- _Text_:
>>>>
Growing into Love--May 16, 2023
[Paul said to the people of Athens:] "Since we are God's offspring, we ought not to think that the deity is like gold, or silver, or stone, an image formed by the art and imagination of mortals. While God has overlooked the times of human ignorance, now he commands all people everywhere to repent..." [Acts 17:29-30]
For all the cute smiles, big eyes, and their way of saying the darnedest things, children can be just plain selfish. And I say that, not only as a parent, but as a former child who now realizes that I could be pretty self-absorbed.
Look, I'm not here to bash "this younger generation" as somehow particularly more guilty, even though I know it's fashionable to criticize whoever is the youngest for not being as virtuous, dedicated, or polite as their forebears. I think it's just a human thing--we start out with a predisposition to think we're the center of the universe, and it's only with the course of time and development of maturity that we learn to think of others more empathetically. And because we don't see all the complexity of the grown-up world, we often don't realize how much those grown-ups are doing for us, all the time, when we are the kids. Dinners get made and dishes get washed, seemingly by magic, or we assume that the adults who do these things for us do them because they think they are fun. Clothes, shoes, toys, and food all appear without our awareness of the labor that went into earning the money that bought them and then went to the effort of getting them. And pretty much we can be oblivious to anyone else's concerns but our own as kids.
Now, our parents, our grandparents, and the rest of the circle of people who have loved us into being, they all know this in advance. [They realize, if they are wise, that they were once the childishly self-absorbed ones themselves, once upon a time.] And yet that community of adults who love us chose in advance not to kick us out of the family, or to hate us, or to give up on us even at our most insufferable moments. They looked forward to a time when we would grow into maturity, and they chose not to hold every little slight against us. [To be sure, there are plenty of times that children have to deal with consequences of their actions and words, but there's a world of difference between that and being expelled from the family or cut off from love.] In other words, the ones who loved us when we were at our worst were willing to overlook those times, to decide not to hold them against us, in the hopes of our arriving at a future time when we had outgrown those childish modes and left them behind.
In other words, while it is reasonable for parents or grandparents to expect their kids to grow into kind, responsible, and thoughtful adults themselves, those older generations are willing to put up with a lot of garbage in the meantime until the youngers ones come into their own. There will come a time for what the apostle famously called "putting away childish things," but the way to get there is a posture of grace that doesn't keep weaponizing the wrongs of children.
If you and I can recognize that we have been loved this way in our own formative years, and if perhaps you know what it is like to extend that same graciousness to children, grandchildren, nieces, or nephews of your own, then you're in the right frame of mind to understand the claim here from Paul's speech in Acts 17. Many of us heard this story this past Sunday, where Paul speaks with the people gathered at the Areopagus. And in this passage, Paul makes the claim that God has treated all of the world with the same gracious lack of grudge-holding that our parents extended to us.
<<<<
- _Records_:
>>>>
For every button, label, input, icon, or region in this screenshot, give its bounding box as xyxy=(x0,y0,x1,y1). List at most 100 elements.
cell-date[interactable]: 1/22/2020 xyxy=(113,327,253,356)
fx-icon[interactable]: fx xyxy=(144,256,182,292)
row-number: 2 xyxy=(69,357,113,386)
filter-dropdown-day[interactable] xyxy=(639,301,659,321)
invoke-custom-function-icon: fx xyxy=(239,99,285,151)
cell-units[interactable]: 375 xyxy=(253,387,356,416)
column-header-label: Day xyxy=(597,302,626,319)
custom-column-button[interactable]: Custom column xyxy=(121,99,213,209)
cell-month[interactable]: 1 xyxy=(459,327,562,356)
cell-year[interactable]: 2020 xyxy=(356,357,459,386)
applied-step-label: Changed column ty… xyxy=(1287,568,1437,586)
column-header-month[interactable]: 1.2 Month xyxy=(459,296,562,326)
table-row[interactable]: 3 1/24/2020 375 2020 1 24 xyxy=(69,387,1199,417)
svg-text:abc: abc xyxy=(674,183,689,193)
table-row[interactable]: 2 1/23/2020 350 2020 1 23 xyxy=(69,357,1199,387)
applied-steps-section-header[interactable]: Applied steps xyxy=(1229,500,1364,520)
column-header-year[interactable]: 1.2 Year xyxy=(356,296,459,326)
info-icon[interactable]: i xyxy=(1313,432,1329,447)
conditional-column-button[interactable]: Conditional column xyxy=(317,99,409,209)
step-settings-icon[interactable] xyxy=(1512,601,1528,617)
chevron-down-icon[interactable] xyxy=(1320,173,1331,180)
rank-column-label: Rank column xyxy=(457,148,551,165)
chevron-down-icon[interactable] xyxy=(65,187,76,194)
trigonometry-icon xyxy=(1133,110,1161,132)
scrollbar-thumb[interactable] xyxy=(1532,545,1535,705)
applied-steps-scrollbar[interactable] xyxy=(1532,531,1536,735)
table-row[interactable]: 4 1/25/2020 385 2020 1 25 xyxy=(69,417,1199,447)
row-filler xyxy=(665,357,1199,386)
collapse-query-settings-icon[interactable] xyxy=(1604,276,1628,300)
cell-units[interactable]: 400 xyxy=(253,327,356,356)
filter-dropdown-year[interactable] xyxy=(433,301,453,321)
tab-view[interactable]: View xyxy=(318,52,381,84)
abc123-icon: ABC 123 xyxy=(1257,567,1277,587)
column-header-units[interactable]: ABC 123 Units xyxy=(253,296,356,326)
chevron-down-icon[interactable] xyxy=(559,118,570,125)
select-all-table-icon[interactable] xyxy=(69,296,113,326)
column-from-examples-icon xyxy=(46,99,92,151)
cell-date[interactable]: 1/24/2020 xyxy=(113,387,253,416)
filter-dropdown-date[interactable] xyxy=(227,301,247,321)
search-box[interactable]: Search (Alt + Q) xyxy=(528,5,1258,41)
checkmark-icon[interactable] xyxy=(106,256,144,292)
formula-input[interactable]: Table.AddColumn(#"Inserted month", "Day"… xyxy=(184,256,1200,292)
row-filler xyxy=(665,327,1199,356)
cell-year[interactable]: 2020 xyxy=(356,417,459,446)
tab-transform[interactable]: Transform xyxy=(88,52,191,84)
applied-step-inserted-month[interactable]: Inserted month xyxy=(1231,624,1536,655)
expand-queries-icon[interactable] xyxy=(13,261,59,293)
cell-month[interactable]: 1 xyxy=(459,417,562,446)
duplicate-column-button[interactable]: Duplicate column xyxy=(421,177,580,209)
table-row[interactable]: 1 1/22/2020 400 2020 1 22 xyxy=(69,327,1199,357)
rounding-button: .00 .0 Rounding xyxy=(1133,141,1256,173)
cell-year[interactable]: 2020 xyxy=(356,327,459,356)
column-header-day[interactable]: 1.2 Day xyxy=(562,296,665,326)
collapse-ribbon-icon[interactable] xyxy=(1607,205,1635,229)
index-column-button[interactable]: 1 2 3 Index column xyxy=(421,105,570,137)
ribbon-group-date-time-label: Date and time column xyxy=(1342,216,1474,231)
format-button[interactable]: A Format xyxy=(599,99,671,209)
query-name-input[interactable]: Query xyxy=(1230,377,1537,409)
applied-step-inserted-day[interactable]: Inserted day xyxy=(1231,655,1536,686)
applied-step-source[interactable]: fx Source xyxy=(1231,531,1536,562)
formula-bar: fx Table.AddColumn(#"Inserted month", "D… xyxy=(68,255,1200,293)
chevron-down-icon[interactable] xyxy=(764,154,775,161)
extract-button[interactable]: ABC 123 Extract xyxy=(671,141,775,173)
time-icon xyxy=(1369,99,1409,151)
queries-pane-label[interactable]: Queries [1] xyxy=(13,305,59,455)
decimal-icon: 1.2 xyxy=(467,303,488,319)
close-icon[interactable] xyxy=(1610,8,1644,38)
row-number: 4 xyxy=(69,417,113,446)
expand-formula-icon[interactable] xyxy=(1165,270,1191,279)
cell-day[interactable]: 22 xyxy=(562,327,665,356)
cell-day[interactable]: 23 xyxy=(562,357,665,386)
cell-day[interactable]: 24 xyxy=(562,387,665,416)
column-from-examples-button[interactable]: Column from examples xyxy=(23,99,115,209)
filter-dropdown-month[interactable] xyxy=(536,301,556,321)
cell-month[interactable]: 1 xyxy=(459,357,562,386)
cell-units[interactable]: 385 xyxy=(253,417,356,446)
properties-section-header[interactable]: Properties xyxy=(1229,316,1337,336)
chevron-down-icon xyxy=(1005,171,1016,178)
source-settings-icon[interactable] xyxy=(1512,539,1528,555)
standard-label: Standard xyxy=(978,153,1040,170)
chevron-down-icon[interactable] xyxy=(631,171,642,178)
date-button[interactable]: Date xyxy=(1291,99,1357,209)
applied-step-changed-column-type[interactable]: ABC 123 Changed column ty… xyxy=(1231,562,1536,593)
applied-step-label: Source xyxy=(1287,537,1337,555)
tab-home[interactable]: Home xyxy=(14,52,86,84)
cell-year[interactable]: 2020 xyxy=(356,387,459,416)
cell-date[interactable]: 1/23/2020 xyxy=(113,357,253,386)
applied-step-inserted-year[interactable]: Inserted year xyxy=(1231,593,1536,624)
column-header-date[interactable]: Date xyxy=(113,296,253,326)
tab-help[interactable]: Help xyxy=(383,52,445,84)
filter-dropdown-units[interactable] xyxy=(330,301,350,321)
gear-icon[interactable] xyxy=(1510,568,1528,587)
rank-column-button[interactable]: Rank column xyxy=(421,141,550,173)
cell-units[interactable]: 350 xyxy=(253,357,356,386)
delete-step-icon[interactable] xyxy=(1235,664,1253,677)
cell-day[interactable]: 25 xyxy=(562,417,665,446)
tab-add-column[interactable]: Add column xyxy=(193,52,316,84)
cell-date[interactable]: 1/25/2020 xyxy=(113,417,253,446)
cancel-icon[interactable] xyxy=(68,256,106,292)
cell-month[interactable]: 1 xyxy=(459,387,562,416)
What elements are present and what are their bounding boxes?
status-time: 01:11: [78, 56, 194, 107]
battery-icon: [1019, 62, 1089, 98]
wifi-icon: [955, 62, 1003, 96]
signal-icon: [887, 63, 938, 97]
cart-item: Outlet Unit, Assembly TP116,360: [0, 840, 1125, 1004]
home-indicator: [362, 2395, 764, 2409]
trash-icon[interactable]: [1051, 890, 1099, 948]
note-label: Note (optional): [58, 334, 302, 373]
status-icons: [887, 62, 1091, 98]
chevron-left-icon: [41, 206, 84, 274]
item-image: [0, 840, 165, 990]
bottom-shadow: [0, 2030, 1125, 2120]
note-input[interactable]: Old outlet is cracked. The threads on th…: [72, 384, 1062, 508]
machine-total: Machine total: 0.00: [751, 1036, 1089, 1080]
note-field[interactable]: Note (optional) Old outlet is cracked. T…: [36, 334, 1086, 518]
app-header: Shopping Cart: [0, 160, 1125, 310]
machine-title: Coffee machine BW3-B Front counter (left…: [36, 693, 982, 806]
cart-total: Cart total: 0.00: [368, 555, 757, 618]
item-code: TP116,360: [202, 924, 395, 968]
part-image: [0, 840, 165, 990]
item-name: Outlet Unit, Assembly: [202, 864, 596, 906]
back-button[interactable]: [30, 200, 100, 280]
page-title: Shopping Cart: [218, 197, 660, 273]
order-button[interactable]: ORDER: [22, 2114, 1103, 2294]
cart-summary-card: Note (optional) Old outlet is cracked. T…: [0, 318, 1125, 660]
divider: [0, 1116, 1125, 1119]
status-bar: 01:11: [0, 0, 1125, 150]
<<<<
- _Instructions_:
**a)** Reproduce the devotional on growing into love from "If you and I" to "extended to us.".
**b)** In the devotional on growing into love, where is Paul speaking with the people who are gathered there?

- _Answer set_:
**a)**
If you and I can recognize that we have been loved this way in our own formative years, and if perhaps you know what it is like to extend that same graciousness to children, grandchildren, nieces, or nephews of your own, then you're in the right frame of mind to understand the claim here from Paul's speech in Acts 17. Many of us heard this story this past Sunday, where Paul speaks with the people gathered at the Areopagus. And in this passage, Paul makes the claim that God has treated all of the world with the same gracious lack of grudge-holding that our parents extended to us.

**b)** At the Areopagus.